## Your goal
Copy every line from the data below in which the string "номер" can be found.

(Dataset items)
>>>

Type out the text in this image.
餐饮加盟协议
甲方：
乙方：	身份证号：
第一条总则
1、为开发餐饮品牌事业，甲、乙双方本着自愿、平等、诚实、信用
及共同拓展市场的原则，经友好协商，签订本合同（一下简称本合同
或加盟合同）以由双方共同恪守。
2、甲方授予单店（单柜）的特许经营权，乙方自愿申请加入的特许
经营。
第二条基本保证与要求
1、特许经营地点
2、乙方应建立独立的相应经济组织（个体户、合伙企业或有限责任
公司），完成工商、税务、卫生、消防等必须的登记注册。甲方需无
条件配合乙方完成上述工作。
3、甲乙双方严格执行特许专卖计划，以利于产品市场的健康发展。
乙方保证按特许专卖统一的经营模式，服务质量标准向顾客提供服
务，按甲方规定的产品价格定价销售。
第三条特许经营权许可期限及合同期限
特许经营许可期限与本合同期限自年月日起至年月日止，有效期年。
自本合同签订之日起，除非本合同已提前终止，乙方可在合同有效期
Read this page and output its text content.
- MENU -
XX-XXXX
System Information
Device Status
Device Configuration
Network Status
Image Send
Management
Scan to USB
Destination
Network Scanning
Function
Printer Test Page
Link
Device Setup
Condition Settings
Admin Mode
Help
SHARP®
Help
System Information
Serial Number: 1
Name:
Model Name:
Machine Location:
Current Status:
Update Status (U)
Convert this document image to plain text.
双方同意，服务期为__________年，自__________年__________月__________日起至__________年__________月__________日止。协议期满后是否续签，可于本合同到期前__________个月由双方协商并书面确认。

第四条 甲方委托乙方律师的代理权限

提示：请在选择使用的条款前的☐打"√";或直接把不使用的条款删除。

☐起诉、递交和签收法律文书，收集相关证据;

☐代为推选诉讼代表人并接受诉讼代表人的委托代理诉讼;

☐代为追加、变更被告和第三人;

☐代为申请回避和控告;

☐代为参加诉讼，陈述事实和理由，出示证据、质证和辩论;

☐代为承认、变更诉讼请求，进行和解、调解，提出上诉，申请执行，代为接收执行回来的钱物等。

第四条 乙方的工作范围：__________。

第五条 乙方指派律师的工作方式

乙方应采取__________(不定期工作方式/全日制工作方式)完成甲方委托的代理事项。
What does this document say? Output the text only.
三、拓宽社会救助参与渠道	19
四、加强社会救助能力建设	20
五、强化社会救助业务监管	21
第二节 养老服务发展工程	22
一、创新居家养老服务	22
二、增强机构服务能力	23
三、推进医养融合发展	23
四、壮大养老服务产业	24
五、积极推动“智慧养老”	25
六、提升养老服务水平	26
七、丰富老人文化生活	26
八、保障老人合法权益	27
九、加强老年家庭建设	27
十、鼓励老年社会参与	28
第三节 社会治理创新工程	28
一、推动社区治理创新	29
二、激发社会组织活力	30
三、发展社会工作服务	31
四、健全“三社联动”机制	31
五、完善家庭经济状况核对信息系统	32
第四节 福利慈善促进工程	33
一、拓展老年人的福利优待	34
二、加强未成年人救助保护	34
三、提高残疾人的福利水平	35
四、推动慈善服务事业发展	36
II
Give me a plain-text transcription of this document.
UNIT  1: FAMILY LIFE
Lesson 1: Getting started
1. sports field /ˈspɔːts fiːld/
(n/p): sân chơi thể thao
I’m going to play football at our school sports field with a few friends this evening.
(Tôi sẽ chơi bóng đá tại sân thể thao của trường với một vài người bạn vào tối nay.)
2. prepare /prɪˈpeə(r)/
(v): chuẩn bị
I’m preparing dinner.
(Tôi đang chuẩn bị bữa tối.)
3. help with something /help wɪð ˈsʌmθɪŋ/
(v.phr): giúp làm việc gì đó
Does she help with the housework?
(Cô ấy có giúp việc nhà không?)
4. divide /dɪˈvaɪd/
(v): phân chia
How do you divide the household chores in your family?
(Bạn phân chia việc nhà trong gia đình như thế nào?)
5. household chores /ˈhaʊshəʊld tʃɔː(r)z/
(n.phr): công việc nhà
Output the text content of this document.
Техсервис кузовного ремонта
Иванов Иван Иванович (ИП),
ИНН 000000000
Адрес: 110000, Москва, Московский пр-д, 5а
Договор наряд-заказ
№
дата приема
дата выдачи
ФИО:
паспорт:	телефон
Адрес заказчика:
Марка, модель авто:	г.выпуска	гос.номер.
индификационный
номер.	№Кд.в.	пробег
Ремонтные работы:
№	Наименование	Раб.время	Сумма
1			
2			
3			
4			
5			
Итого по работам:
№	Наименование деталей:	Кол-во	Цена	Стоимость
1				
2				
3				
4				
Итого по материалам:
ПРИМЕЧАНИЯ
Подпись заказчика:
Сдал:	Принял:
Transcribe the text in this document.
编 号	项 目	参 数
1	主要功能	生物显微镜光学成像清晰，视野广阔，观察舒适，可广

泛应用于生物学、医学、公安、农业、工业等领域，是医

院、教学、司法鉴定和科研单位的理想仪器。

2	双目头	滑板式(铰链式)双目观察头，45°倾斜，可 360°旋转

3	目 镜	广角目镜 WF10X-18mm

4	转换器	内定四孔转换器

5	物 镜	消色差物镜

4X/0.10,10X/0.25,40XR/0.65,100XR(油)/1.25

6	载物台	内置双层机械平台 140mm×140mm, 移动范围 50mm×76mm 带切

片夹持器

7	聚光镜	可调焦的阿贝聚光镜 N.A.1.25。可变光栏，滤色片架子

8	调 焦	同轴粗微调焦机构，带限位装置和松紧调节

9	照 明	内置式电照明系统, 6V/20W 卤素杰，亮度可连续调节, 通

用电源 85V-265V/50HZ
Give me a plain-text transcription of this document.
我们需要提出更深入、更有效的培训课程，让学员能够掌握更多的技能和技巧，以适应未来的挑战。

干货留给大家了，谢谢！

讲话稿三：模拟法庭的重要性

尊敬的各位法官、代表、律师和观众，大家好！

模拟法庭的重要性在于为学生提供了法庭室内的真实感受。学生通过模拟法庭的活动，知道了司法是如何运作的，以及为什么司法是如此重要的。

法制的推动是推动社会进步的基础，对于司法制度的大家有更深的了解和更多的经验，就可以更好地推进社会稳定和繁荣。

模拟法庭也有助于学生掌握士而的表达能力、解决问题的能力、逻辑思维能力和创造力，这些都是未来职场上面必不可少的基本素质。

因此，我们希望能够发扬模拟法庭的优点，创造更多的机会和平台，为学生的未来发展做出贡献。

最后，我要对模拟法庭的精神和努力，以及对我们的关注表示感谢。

<<<

## Exercise output
Марка, модель авто:	г.выпуска	гос.номер.
номер.	№Кд.в.	пробег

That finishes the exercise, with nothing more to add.